EXERCISE TASK =
All the entries need to be quoted exactly, apart from the pictures, which you should drop.

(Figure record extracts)
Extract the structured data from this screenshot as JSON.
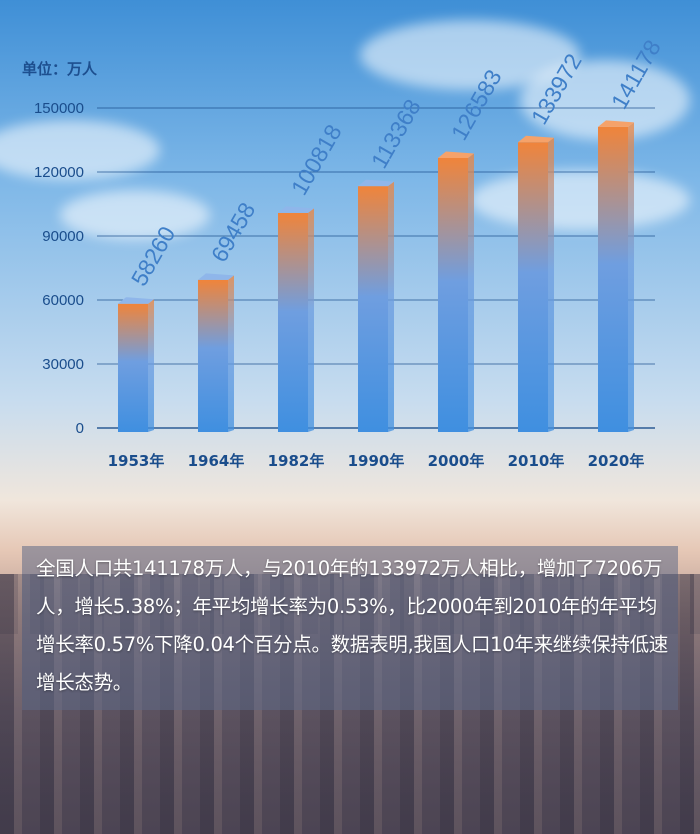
{
  "chart_data": {
    "type": "bar",
    "unit_label": "单位：万人",
    "categories": [
      "1953年",
      "1964年",
      "1982年",
      "1990年",
      "2000年",
      "2010年",
      "2020年"
    ],
    "values": [
      58260,
      69458,
      100818,
      113368,
      126583,
      133972,
      141178
    ],
    "value_labels": [
      "58260",
      "69458",
      "100818",
      "113368",
      "126583",
      "133972",
      "141178"
    ],
    "y_ticks": [
      "0",
      "30000",
      "60000",
      "90000",
      "120000",
      "150000"
    ],
    "ylim": [
      0,
      150000
    ],
    "colors": {
      "bar_low": "#3f8fe0",
      "bar_high": "#f0843a",
      "axis": "#1a4d8c"
    }
  },
  "summary_text": "全国人口共141178万人，与2010年的133972万人相比，增加了7206万人，增长5.38%；年平均增长率为0.53%，比2000年到2010年的年平均增长率0.57%下降0.04个百分点。数据表明,我国人口10年来继续保持低速增长态势。"
}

TASK ANSWER =
Extract the structured data from this screenshot as JSON.
{
  "chart_data": {
    "type": "bar",
    "unit_label": "单位：万人",
    "categories": [
      "1953年",
      "1964年",
      "1982年",
      "1990年",
      "2000年",
      "2010年",
      "2020年"
    ],
    "values": [
      58260,
      69458,
      100818,
      113368,
      126583,
      133972,
      141178
    ],
    "value_labels": [
      "58260",
      "69458",
      "100818",
      "113368",
      "126583",
      "133972",
      "141178"
    ],
    "y_ticks": [
      "0",
      "30000",
      "60000",
      "90000",
      "120000",
      "150000"
    ],
    "ylim": [
      0,
      150000
    ],
    "colors": {
      "bar_low": "#3f8fe0",
      "bar_high": "#f0843a",
      "axis": "#1a4d8c"
    }
  },
  "summary_text": "全国人口共141178万人，与2010年的133972万人相比，增加了7206万人，增长5.38%；年平均增长率为0.53%，比2000年到2010年的年平均增长率0.57%下降0.04个百分点。数据表明,我国人口10年来继续保持低速增长态势。"
}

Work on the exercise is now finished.